> _Goal of the exercise_: Each line that holds the word "base" counts once; report how many lines do so and nothing else.

= = =

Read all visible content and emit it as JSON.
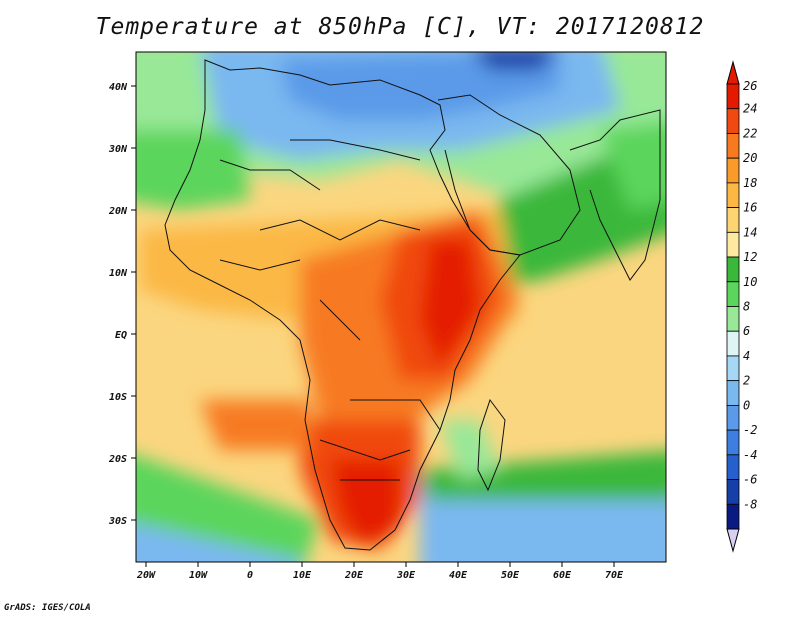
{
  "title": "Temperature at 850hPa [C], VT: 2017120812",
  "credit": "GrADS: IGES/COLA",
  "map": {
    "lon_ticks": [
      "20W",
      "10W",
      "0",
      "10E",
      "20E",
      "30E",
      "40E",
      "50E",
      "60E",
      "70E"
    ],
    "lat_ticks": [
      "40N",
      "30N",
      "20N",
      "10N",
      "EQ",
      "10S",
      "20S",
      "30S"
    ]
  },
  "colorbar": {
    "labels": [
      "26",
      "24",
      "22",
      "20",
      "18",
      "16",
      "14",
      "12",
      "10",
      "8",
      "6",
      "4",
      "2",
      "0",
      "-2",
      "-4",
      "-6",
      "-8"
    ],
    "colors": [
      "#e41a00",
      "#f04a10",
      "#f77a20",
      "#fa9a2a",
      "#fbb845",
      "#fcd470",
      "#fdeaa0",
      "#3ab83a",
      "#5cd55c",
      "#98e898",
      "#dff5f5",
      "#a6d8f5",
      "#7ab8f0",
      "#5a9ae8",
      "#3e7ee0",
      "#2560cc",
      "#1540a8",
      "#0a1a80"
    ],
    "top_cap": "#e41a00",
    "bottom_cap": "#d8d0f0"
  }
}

= = =

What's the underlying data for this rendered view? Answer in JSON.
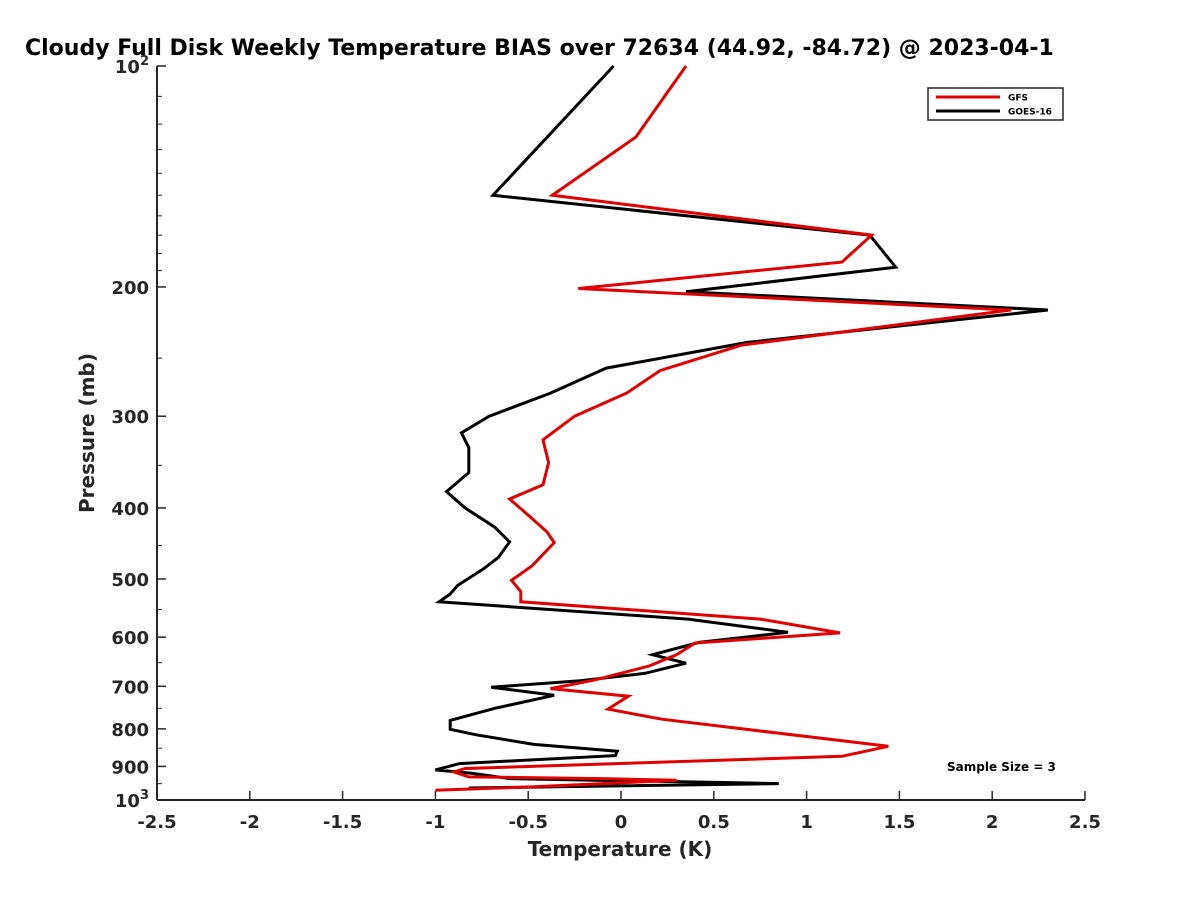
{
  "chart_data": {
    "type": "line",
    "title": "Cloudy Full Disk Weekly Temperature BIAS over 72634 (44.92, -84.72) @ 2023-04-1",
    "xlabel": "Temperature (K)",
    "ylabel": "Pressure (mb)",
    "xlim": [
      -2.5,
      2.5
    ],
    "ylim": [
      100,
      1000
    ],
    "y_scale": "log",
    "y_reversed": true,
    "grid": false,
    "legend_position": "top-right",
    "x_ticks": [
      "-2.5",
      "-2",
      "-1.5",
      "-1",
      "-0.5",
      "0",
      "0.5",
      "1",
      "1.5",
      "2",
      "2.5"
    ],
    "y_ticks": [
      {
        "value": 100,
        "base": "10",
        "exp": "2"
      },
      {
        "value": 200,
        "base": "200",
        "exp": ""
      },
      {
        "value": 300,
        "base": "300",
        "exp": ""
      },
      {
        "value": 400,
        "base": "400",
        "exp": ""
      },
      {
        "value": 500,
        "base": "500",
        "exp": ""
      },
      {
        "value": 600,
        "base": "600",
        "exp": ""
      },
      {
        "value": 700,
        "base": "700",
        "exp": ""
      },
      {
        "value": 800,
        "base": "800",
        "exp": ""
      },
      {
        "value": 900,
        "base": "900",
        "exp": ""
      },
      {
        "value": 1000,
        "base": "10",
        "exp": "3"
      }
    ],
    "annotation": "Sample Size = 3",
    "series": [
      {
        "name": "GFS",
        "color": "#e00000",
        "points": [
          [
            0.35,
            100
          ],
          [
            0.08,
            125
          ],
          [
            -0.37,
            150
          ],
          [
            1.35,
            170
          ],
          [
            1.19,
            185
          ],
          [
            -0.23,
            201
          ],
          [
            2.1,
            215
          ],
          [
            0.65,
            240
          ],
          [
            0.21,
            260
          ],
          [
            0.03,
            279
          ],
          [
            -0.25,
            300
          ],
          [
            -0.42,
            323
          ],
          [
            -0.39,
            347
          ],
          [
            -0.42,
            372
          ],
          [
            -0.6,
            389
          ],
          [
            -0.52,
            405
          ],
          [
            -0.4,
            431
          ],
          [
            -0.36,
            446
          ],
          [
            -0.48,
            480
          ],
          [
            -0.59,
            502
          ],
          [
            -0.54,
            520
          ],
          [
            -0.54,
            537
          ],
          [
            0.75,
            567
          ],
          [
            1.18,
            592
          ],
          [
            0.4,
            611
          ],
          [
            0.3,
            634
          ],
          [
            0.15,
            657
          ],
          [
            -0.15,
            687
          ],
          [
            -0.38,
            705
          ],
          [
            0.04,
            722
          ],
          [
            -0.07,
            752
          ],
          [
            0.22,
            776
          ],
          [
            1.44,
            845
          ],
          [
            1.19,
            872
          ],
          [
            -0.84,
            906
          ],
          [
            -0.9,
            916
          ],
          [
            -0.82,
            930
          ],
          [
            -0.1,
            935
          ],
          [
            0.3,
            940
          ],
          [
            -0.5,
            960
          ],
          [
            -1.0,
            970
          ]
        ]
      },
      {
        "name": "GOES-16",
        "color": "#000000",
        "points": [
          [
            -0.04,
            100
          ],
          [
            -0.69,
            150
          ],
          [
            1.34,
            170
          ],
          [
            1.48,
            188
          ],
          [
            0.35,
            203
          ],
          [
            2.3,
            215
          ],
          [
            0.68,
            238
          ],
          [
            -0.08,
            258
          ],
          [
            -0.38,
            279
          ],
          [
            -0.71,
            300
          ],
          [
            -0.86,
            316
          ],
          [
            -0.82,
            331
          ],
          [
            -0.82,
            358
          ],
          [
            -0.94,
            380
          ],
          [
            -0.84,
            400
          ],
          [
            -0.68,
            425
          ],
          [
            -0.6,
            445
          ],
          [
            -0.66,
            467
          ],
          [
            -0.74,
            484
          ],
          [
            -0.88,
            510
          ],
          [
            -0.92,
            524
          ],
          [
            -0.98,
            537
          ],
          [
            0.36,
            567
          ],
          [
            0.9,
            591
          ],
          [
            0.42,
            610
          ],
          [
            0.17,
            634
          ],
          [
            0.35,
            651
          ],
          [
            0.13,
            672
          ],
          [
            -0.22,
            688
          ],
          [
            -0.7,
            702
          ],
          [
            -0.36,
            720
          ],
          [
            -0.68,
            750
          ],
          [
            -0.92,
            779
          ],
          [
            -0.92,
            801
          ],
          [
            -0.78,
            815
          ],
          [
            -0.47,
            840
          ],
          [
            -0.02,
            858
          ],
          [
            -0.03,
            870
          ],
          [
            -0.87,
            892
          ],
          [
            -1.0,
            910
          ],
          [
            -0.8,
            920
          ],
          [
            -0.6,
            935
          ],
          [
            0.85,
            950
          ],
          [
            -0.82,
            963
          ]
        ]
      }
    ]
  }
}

= = =

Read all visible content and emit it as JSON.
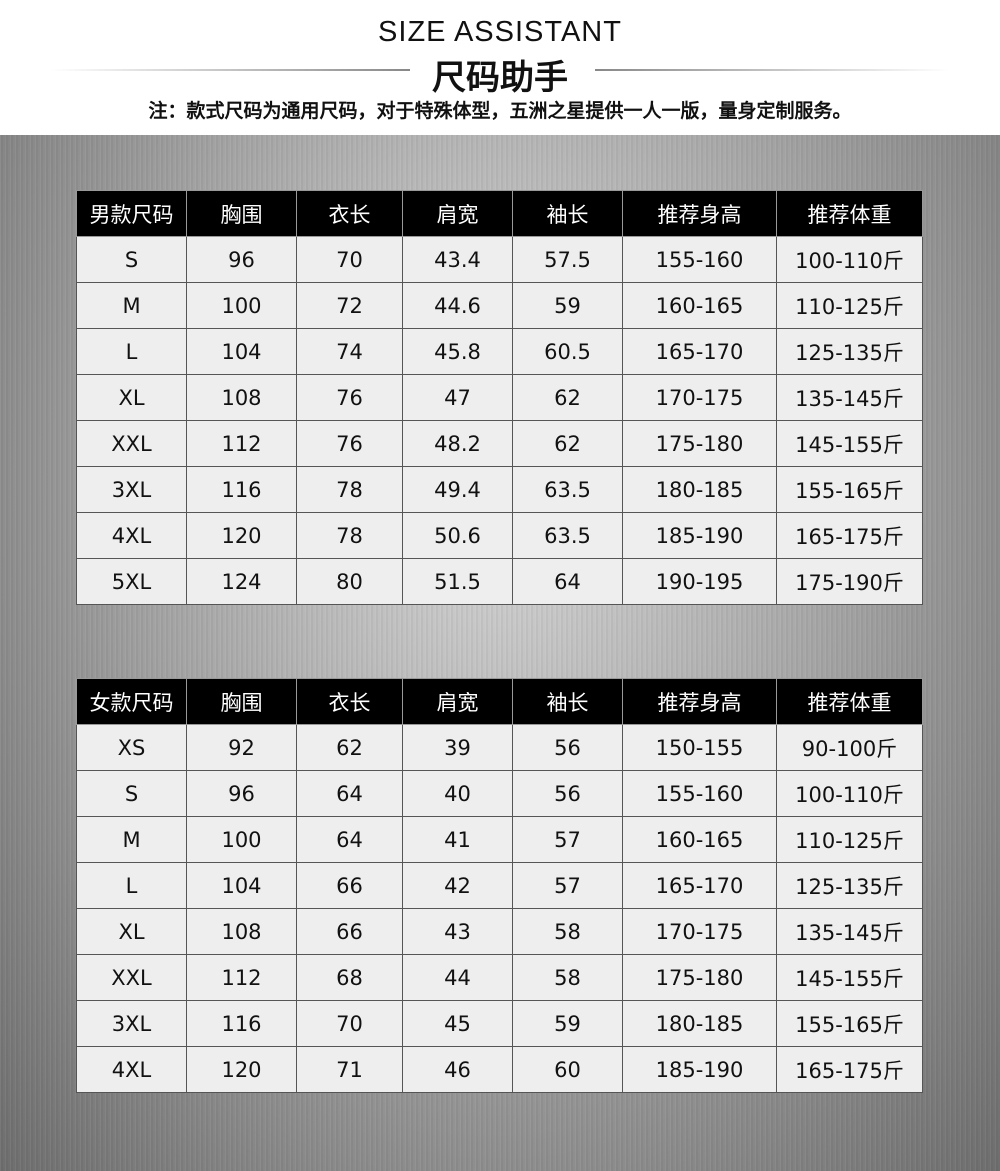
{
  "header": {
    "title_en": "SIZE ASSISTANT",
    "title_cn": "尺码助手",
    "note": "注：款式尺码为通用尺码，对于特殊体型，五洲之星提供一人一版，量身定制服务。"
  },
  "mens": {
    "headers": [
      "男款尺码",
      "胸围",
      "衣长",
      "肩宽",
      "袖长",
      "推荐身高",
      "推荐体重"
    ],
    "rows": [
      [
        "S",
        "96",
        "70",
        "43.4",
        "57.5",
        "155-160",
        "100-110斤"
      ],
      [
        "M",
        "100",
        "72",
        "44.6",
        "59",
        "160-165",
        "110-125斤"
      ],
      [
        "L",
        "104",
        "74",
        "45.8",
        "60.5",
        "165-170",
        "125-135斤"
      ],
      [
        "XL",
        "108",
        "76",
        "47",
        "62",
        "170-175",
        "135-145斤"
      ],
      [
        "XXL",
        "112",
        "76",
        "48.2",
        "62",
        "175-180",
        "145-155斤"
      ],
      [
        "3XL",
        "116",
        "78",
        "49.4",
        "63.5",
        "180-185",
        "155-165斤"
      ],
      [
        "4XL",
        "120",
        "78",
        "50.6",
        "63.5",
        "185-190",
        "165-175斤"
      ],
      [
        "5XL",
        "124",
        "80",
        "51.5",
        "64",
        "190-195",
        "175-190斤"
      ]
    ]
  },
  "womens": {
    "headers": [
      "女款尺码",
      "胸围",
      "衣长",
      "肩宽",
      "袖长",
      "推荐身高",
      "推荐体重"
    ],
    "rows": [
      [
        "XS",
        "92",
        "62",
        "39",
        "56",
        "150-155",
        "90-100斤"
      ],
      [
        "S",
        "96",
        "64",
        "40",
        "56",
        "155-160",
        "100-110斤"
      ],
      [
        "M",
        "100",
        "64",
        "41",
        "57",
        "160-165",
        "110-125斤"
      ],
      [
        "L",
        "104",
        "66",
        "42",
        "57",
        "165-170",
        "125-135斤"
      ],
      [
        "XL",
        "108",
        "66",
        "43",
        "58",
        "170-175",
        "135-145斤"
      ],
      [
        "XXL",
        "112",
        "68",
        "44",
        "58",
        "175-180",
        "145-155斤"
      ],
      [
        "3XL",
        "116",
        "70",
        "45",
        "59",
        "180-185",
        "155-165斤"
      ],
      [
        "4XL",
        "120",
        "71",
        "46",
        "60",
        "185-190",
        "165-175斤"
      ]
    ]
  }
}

= = =

> _Answer below_: 10